## Begin Selected passage

In my lifetime I have cheered the vast increases in my productivity as IBM Selectric Typewriters replaced manual typewriters, photocopiers replaced Xerox machines, Telex & Fax machines replaced snail mail especially across continents, email replacing telex and fax machines, etc.  All these improved my productivity exponentially, increased my income decently and increased the income of the corporate shareholders even more. 

Perhaps I'm being paranoid, but as someone who has been in information technology for most of my adult life (starting with the IBM 1401), I see the recent advances in robotics and artificial intelligence, combined, not something that will increase the productivity of humans but something that will replace humans themselves in factories, offices and other places of human employment.  I see this happening in the next decade.  I hope I am wrong, but if I am right what will be the impact on the global economy and the human way of life? 
Karl Marx theorised that capitalism would eventually lead to its own demise.  That has not happened. At least not yet.  In his book “Postcapitalism: A Guide to Our Future”,  Paul Mason explains that each time capitalism approaches an existential threat, it adapts itself - and continues in its adapted form. 
The Labour Theory of Value proposes that the value of a good or service is determined by the total amount of labour required to produce it.  With the invention of the steam engine and the cotton ginny capitalism was supposed to collapse:  Production capability would dramatically rise while the market would collapse due to the loss of jobs.  Instead, capitalism adapted by upgrading many of the workers to higher-paying technical jobs while others had opportunities to work, also in highly paid jobs, in newly created markets: the colonies. 
Today, it seems, The Theory of Supply and Demand has dominated over the Labour Theory of Value.  The more sweatshops open up in Bangladesh, the more the supply of clothes, and prices fall.  The more global temperatures rise the demand (and prices) for sweatshirts and shorts rise while the demand (and prices) for sweaters and winter jackets fall. 
In the Reagan era manufacturing was offshored.  Products that were developed in the US were manufactured offshore at a lower cost.  In Reaganomics, the US would retain high-level, high-paying jobs while transferring the manufacturing jobs offshore to countries where labour is cheaper, making such products cheaper to the American consumer. 
In the last two decades, due to advances in network technologies, higher-paying IT jobs have also been offshored.  Anything that can be done on a computer wherever it is located, can be done from anywhere in the world.  You can have a large collection of computers sitting in a Server Farm in Toronto maintained and operated by a large workforce in Hyderabad, India  This offshoring of jobs (work/labour), from a labour perspective, benefits one section of the global workforce over another.  It also drives corporate profits high, making the rich richer.  Of course you still have a small workforce in Toronto to physically move the Servers around, connect them to the network, power them on and replace parts when necessary.

## End Selected passage
## Begin Record set

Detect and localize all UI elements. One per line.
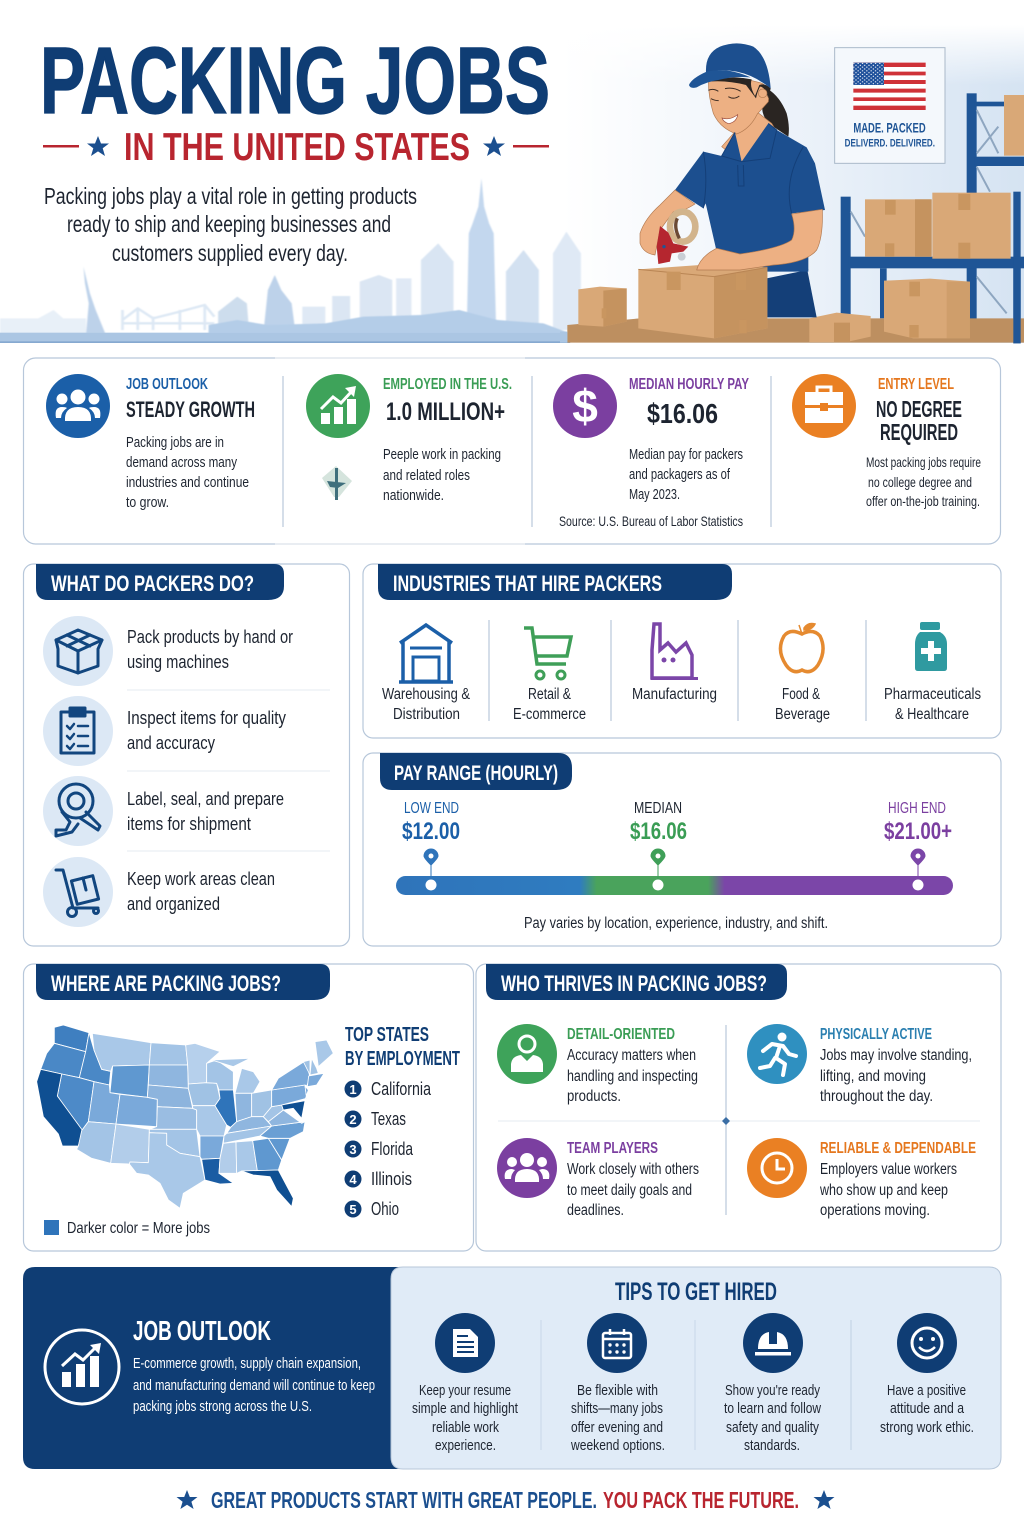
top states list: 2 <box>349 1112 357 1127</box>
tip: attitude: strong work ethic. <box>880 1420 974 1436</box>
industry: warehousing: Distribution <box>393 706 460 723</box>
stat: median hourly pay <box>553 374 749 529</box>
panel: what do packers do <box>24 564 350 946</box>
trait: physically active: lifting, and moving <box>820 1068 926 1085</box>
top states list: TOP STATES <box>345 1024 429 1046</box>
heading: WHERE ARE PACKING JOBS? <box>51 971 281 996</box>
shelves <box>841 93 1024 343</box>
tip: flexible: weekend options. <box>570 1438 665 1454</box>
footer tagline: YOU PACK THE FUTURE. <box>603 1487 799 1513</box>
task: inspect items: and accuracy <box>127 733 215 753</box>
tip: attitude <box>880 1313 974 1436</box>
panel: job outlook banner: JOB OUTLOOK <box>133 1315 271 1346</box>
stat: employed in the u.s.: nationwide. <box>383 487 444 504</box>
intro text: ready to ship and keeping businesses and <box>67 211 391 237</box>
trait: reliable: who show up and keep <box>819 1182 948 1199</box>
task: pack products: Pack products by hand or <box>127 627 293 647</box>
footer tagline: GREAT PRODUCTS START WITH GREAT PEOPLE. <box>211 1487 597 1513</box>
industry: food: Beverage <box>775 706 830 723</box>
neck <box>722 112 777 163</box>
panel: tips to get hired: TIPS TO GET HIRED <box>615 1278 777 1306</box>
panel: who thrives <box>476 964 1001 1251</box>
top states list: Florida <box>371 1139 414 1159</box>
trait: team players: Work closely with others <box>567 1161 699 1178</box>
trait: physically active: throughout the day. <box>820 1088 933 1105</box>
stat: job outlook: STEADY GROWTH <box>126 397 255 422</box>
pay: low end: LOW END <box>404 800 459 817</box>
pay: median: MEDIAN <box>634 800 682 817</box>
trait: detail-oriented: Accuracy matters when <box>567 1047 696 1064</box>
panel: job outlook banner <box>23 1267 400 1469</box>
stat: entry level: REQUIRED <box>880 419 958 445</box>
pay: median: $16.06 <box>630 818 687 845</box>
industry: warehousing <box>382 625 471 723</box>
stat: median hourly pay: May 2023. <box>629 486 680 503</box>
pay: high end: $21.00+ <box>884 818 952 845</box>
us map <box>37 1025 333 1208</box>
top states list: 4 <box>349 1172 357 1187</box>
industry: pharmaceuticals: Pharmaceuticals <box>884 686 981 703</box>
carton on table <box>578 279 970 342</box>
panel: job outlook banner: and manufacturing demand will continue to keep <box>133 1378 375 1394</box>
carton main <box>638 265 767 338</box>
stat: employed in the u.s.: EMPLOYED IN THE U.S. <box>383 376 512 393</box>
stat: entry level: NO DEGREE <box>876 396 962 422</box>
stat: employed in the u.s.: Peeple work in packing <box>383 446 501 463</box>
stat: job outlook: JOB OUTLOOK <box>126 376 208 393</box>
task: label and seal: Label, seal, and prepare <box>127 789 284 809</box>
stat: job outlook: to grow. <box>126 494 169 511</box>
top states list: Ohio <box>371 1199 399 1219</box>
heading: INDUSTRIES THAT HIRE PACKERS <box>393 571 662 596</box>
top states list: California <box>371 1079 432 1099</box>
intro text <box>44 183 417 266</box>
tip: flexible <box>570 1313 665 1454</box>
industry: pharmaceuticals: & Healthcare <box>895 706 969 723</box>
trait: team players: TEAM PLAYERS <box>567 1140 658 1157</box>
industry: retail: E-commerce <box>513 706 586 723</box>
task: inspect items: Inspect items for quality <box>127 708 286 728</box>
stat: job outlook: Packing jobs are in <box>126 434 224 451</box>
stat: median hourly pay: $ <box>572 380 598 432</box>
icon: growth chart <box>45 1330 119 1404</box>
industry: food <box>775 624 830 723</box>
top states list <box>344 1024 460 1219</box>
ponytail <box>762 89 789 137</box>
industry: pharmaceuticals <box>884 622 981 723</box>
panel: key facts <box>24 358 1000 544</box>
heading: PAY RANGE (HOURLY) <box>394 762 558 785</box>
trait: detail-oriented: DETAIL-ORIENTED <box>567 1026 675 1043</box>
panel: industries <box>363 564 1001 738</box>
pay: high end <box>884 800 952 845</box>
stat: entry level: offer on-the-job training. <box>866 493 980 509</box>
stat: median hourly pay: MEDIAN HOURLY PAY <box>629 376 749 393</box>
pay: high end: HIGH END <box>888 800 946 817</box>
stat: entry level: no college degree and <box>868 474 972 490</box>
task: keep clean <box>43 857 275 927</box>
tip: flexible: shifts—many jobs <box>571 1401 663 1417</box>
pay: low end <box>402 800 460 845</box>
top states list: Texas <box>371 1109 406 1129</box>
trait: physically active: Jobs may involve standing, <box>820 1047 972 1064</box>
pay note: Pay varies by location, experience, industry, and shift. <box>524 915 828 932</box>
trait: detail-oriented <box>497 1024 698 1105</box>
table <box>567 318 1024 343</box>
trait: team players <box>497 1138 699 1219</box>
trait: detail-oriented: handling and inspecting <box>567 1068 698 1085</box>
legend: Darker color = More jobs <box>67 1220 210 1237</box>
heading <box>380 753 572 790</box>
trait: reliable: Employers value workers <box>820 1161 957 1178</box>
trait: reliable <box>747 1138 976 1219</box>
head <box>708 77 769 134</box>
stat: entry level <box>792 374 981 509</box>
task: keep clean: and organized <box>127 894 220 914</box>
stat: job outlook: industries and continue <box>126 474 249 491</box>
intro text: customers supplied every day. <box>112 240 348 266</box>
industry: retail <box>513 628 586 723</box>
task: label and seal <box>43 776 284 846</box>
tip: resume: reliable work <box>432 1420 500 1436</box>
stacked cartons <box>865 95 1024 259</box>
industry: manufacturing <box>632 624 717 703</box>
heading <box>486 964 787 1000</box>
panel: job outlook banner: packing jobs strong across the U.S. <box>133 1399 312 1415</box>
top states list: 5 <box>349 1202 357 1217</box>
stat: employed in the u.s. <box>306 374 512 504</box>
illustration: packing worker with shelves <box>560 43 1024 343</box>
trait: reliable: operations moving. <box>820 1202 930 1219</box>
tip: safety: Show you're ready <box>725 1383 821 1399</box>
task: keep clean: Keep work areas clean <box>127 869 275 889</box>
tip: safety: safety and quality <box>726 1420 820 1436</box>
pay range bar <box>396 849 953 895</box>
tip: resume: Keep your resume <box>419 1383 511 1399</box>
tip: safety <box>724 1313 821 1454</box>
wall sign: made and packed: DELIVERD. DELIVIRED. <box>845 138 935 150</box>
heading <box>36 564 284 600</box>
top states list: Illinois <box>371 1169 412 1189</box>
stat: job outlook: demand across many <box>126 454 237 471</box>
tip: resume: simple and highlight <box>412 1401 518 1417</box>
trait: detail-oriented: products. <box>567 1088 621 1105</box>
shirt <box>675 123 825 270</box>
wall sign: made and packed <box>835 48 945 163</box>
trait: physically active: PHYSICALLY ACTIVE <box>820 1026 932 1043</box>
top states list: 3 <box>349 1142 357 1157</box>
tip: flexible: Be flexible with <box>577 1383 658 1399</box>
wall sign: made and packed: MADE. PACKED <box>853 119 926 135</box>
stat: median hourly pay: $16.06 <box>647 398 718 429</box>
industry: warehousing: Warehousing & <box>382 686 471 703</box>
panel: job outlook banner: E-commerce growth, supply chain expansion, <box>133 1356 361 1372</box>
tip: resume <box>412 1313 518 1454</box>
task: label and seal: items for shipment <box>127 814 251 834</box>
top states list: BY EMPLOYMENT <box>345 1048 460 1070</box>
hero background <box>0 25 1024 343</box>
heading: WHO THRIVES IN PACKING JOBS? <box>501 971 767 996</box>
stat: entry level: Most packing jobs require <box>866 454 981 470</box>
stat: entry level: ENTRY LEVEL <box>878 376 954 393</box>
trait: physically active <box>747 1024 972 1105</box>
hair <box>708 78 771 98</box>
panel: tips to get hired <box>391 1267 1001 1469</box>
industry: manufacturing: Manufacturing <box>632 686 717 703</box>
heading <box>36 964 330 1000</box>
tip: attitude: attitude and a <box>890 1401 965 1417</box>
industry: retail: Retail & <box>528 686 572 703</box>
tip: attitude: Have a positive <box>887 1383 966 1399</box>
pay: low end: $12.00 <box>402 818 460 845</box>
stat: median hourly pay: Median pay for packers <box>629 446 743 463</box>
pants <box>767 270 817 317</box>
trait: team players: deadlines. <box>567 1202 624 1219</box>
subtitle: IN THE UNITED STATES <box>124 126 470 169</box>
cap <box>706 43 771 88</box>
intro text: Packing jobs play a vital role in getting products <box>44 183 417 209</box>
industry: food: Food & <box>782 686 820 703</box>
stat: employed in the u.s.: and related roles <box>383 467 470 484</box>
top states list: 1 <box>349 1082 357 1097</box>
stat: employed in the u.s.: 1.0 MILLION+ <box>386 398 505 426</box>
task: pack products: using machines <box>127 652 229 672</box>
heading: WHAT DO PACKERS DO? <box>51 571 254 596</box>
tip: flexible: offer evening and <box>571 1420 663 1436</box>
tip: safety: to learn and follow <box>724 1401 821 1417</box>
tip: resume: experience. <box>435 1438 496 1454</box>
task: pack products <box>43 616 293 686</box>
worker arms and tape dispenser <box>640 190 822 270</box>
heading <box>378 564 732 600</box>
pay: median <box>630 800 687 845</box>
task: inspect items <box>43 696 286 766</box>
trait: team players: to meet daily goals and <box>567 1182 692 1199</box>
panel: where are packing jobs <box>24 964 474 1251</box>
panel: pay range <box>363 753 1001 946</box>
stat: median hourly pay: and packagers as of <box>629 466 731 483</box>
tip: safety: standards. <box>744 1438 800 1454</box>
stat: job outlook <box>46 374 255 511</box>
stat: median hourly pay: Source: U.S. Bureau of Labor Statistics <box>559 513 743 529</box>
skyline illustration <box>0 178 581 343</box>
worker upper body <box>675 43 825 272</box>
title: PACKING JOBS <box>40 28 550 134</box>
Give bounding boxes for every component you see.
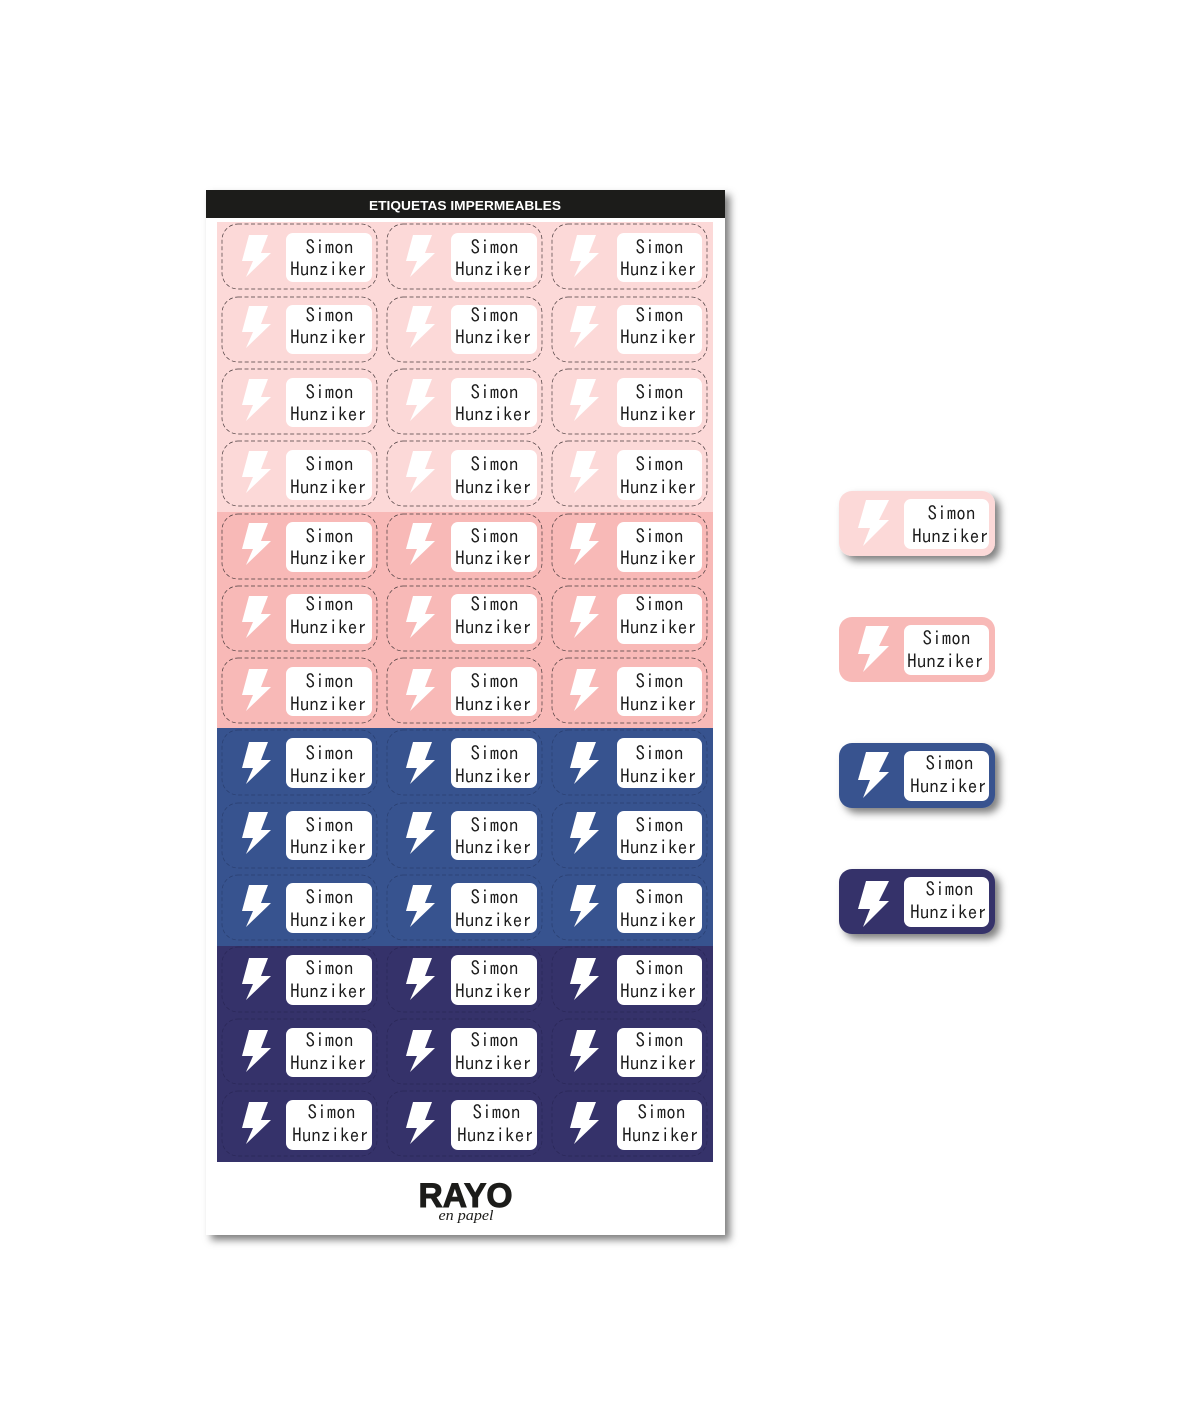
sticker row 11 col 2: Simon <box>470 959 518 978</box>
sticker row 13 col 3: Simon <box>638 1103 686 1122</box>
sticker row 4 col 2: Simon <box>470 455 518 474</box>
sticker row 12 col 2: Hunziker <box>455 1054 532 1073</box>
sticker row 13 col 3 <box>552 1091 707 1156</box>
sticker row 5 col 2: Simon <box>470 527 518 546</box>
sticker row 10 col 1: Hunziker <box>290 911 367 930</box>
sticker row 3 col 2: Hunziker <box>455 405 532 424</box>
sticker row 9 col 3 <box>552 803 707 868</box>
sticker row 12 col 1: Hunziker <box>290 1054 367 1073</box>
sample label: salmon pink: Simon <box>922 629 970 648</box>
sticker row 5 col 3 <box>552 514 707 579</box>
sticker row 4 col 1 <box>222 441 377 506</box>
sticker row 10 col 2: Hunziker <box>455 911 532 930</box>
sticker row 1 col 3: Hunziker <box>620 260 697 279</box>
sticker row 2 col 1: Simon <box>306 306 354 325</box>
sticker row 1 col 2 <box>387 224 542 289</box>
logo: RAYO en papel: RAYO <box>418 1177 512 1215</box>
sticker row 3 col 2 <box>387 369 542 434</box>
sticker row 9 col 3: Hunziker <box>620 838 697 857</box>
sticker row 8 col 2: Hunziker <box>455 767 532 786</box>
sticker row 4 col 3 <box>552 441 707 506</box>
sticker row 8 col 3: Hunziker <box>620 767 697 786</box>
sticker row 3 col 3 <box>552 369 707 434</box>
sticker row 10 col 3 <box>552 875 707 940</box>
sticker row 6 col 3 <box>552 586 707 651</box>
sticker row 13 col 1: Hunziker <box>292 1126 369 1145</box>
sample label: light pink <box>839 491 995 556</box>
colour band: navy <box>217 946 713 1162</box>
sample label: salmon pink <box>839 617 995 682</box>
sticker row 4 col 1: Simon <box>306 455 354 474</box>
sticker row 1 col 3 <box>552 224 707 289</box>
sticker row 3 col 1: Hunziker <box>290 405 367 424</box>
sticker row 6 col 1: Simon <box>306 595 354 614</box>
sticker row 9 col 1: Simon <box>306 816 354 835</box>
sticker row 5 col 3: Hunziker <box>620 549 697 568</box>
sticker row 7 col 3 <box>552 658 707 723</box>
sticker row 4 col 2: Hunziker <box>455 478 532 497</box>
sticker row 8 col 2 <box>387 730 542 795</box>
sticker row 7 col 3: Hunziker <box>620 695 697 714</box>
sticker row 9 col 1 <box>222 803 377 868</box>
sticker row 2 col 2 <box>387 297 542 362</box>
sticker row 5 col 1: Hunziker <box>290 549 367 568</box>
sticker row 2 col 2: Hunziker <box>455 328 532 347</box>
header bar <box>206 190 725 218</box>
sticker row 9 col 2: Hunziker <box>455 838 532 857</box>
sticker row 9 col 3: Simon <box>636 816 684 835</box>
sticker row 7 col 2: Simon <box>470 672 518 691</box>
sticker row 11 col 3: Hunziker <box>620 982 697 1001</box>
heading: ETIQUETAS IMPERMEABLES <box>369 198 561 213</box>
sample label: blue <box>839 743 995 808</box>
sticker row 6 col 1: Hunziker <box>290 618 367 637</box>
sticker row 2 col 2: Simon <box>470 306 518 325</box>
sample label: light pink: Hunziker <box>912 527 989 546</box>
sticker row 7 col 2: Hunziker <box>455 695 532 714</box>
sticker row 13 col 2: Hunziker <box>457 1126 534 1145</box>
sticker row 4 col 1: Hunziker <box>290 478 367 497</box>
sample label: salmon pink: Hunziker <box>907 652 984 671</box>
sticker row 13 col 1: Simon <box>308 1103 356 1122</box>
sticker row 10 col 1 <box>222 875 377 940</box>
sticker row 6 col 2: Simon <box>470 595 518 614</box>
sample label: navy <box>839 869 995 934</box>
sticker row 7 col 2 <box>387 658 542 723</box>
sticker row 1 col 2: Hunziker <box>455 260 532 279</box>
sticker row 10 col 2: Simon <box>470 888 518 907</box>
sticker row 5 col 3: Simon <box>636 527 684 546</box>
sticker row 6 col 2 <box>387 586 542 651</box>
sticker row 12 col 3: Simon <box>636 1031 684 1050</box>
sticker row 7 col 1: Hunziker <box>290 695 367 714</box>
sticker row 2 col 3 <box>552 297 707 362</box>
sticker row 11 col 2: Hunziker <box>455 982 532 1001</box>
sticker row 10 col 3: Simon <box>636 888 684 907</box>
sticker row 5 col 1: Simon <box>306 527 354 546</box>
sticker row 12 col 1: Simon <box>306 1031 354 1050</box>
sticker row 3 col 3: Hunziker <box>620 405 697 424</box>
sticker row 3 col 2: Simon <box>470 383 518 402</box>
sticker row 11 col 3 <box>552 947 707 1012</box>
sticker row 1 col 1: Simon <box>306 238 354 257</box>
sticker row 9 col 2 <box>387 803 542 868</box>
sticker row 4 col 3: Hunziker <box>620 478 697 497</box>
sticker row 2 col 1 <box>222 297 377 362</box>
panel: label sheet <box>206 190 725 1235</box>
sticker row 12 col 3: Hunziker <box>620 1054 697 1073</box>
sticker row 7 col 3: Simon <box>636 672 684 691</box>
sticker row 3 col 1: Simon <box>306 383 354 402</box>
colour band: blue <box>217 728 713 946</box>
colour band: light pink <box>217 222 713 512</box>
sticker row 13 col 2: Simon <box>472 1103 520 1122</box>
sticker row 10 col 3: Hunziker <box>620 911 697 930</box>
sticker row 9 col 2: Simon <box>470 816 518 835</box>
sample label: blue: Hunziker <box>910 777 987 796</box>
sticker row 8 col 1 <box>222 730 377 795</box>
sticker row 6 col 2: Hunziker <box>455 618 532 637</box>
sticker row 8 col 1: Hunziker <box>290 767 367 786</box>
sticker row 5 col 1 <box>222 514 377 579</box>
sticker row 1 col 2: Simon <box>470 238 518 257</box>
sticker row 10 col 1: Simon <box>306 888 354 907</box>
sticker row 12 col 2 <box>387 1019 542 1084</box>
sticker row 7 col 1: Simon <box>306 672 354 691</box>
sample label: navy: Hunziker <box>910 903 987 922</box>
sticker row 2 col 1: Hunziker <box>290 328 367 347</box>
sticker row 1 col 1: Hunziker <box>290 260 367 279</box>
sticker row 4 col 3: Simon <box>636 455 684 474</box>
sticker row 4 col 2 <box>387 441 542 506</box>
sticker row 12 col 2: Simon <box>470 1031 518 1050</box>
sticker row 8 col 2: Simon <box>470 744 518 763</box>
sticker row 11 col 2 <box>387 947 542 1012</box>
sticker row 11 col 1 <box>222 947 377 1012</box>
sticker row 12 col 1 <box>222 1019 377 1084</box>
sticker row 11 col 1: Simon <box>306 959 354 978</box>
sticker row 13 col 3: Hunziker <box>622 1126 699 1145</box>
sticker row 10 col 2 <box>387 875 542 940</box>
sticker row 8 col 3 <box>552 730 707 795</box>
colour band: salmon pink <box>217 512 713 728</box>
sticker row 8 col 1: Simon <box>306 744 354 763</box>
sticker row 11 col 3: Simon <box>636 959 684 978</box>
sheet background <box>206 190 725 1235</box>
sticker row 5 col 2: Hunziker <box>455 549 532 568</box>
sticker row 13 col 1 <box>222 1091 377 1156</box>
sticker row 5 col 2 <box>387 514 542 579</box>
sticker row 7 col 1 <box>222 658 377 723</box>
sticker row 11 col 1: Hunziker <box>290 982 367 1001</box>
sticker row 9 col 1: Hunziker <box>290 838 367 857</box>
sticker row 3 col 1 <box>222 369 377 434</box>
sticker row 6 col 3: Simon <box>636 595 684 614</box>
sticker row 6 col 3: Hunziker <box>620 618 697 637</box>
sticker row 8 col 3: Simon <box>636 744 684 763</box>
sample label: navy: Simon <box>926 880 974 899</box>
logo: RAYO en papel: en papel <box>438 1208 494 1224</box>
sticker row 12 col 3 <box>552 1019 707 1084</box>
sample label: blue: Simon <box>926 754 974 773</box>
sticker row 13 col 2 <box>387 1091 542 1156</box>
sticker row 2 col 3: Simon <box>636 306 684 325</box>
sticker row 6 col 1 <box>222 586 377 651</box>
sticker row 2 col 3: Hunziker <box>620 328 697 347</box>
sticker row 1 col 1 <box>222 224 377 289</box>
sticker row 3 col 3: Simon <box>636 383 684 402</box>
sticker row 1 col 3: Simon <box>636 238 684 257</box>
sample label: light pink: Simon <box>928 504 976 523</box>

## End Record set

## [Exercises]
1. Translate this sentence from the essay on automation and capitalism into Spanish: "Karl Marx theorised that capitalism would eventually lead to its own demise."
2. Rewrite the part of the essay on automation and capitalism that begins at the words "In my lifetime" and stops after "shareholders even more.", putting "output" wherever "productivity" appears.
The listing has nothing to do with the essay on automation and capitalism.

## [Exercise answers]
1. Karl Marx teorizó que el capitalismo acabaría provocando su propia caída.

2.
In my lifetime I have cheered the vast increases in my output as IBM Selectric Typewriters replaced manual typewriters, photocopiers replaced Xerox machines, Telex & Fax machines replaced snail mail especially across continents, email replacing telex and fax machines, etc.  All these improved my output exponentially, increased my income decently and increased the income of the corporate shareholders even more.